◆ **Task directions**
From the records, pick out and copy each line containing "stresses".

### Task data

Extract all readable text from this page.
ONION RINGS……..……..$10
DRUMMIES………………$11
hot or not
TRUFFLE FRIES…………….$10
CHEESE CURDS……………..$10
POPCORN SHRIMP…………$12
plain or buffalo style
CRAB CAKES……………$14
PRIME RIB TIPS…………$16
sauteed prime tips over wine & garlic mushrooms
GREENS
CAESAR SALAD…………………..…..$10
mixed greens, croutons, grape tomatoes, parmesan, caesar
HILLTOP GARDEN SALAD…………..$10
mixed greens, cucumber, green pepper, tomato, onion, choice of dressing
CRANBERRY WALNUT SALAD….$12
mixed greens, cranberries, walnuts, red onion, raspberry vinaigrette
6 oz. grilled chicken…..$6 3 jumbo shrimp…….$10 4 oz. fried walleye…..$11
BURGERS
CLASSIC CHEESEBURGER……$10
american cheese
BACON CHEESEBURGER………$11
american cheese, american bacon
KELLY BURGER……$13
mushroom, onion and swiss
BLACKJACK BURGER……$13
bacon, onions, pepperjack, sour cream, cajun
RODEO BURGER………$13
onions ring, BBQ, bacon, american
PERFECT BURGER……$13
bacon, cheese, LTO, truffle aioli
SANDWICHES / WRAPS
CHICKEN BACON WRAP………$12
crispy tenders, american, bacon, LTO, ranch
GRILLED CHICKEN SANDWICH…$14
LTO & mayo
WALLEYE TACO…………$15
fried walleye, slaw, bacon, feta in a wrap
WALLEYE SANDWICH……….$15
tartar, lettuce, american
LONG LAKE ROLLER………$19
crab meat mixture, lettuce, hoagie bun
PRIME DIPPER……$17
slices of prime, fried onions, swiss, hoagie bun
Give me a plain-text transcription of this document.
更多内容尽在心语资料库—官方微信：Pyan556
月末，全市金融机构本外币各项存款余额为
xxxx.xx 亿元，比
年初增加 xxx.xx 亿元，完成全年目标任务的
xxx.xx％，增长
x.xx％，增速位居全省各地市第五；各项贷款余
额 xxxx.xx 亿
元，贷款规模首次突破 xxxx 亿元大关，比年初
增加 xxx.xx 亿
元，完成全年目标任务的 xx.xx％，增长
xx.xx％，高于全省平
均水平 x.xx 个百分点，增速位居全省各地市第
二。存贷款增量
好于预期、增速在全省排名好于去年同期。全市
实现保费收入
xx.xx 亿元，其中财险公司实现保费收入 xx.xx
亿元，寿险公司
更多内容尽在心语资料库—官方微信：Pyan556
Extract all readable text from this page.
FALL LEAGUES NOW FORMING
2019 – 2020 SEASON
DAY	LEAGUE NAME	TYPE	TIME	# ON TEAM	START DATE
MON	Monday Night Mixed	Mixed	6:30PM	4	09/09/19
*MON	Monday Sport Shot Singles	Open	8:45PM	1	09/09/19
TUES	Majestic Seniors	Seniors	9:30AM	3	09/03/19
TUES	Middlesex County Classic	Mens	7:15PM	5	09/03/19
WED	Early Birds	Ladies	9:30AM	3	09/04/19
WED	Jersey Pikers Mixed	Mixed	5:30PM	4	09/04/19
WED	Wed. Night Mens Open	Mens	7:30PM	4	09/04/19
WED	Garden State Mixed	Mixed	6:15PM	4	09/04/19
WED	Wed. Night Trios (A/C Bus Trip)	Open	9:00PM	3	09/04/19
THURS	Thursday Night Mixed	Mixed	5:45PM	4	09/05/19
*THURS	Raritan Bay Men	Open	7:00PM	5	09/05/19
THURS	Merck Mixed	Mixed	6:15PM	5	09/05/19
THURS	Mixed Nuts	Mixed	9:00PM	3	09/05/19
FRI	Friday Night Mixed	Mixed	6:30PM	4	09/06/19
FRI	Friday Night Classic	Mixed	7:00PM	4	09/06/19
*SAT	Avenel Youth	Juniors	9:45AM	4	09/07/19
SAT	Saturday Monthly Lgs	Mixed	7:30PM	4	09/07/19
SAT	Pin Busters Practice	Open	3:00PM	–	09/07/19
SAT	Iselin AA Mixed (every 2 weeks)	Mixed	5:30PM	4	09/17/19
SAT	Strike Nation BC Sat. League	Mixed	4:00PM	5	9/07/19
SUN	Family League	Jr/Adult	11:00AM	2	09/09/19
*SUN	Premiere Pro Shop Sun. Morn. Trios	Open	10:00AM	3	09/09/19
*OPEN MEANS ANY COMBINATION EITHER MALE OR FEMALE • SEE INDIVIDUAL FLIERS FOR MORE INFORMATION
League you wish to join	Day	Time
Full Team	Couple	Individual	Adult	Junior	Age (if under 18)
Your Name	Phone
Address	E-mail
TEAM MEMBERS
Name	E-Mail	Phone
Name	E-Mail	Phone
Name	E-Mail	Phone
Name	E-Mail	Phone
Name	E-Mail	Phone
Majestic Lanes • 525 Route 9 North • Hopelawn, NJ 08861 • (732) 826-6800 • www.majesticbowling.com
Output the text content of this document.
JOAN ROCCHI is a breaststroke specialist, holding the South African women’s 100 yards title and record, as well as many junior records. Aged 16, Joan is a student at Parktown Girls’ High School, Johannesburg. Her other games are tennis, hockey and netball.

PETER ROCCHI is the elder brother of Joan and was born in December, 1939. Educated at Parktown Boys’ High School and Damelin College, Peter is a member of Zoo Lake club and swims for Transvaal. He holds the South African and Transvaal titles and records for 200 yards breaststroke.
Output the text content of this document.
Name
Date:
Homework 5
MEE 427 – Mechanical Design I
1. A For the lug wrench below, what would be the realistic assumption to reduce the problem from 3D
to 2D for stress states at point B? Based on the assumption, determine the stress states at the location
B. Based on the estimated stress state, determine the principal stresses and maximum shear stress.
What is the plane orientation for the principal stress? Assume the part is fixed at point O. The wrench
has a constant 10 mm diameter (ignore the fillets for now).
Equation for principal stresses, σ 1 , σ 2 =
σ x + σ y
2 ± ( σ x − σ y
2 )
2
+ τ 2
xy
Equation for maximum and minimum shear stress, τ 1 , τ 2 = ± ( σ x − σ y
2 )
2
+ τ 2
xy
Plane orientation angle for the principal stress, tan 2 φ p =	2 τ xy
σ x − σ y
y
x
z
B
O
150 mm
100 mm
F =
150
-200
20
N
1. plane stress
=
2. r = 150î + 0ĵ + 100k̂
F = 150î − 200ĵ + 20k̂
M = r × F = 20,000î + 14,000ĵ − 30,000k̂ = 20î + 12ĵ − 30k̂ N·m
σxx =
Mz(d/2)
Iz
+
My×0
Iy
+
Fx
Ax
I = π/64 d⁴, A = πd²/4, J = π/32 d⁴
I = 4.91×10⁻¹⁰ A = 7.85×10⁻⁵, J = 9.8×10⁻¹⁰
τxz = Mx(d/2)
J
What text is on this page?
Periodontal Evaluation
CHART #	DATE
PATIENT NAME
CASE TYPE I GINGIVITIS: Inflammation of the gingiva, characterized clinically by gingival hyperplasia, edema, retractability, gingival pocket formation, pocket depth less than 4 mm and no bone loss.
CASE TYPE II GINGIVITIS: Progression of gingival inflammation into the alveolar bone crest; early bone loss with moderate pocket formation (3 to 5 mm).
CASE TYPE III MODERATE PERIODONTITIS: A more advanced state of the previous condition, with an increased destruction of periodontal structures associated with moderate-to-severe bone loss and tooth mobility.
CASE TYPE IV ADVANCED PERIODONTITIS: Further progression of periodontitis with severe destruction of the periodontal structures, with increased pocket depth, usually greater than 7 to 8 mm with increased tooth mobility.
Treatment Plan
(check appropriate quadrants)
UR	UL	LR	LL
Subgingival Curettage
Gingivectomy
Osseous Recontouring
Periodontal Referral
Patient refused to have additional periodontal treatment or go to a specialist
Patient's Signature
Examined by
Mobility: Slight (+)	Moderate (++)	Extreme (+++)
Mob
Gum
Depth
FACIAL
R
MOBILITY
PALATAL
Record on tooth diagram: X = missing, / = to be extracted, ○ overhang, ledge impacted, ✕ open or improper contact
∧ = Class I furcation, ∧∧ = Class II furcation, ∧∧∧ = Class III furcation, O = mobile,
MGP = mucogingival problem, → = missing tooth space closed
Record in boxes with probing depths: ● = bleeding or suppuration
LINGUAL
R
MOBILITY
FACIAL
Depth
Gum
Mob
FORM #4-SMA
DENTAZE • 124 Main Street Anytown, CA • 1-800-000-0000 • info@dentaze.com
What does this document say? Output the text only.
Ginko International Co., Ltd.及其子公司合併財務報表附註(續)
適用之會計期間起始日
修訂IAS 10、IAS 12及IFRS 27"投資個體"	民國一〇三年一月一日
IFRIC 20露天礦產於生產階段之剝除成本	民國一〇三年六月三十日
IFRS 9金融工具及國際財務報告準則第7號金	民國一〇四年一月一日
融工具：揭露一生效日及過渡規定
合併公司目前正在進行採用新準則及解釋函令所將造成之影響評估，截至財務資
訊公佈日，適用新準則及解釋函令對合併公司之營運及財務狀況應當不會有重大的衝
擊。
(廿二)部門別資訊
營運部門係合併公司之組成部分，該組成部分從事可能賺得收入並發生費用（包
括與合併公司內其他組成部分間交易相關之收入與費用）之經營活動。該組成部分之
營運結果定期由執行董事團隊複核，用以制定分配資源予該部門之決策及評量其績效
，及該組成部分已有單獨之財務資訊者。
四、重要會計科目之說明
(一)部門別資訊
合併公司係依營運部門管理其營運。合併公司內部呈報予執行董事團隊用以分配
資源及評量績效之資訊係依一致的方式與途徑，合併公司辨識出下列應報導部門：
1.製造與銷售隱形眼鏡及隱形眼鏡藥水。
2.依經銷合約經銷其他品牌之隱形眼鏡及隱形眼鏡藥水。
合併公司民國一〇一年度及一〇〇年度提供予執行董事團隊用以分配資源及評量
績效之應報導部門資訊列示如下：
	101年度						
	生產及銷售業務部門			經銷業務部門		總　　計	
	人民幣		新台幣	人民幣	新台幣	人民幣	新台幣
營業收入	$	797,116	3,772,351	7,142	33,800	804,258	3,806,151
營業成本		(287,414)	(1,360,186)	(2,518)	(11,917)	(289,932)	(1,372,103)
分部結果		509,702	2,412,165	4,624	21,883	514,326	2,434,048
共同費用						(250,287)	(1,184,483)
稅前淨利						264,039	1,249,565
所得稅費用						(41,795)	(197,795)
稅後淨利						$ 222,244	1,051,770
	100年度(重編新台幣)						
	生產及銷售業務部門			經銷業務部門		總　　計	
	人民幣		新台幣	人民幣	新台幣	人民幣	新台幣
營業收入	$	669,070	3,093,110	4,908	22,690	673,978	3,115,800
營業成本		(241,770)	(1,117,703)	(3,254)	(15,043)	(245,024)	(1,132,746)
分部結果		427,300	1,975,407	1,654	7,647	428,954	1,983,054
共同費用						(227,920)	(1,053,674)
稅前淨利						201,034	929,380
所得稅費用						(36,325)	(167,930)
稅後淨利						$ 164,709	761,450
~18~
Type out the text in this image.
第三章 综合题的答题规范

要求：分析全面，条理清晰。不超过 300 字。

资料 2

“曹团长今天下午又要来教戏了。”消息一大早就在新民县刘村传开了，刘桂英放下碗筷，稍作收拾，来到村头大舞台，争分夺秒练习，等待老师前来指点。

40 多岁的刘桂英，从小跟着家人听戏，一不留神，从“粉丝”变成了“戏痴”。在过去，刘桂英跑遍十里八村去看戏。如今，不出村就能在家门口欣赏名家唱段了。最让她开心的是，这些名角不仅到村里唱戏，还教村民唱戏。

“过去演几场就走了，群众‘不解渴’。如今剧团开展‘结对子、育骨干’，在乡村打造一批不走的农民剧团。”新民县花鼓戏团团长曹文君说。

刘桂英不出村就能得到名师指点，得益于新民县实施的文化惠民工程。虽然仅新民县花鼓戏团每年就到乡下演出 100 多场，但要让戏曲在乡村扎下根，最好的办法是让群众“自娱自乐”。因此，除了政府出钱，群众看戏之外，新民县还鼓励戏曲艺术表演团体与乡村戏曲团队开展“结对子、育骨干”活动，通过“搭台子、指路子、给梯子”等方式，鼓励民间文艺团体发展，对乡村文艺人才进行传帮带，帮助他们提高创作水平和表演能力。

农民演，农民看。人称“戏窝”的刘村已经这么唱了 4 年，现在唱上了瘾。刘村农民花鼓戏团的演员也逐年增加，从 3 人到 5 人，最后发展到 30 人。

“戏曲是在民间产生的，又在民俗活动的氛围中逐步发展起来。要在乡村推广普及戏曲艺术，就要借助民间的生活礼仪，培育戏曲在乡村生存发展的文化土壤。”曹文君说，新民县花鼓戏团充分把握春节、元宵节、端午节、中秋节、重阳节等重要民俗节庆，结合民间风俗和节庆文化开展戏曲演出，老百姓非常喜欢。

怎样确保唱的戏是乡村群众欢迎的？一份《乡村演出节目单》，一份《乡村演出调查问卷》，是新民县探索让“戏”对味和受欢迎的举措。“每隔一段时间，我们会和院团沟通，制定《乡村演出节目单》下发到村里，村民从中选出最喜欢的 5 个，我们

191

######

◆ **Answer for this exercise**
B. Based on the estimated stress state, determine the principal stresses and maximum shear stress.
Equation for principal stresses, σ 1 , σ 2 =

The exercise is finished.